Check each line of the records below and collect those that include the word "consider".

===== Dataset rows =====

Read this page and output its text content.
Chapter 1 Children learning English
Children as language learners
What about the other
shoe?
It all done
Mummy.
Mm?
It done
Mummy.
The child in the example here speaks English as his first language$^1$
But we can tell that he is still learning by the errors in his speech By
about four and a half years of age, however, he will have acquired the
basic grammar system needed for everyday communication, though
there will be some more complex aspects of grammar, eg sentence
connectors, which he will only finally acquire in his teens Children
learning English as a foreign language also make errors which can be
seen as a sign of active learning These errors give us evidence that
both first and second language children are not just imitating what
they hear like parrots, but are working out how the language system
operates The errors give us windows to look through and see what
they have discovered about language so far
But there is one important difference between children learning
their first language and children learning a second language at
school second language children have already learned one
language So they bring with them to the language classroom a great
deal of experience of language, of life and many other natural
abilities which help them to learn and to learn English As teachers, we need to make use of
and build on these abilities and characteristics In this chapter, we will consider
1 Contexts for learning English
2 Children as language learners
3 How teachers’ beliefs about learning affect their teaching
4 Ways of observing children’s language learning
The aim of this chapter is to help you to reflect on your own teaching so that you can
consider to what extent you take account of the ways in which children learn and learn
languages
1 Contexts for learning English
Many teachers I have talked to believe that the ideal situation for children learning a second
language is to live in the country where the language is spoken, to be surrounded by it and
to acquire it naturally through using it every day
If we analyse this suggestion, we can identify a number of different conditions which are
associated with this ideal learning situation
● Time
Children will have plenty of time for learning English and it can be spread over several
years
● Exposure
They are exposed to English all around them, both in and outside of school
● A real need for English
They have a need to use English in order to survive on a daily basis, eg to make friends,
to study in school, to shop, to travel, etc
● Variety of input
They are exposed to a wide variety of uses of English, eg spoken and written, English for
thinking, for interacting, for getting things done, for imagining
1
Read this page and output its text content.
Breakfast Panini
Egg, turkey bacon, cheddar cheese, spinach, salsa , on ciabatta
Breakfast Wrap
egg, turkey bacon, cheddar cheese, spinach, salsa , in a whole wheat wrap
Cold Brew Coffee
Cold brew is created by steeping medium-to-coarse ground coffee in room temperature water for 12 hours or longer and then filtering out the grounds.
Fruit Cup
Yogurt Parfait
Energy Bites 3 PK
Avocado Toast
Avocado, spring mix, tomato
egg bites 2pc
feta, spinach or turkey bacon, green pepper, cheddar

=====

▸ Answer to the problem:
and build on these abilities and characteristics In this chapter, we will consider
consider to what extent you take account of the ways in which children learn and learn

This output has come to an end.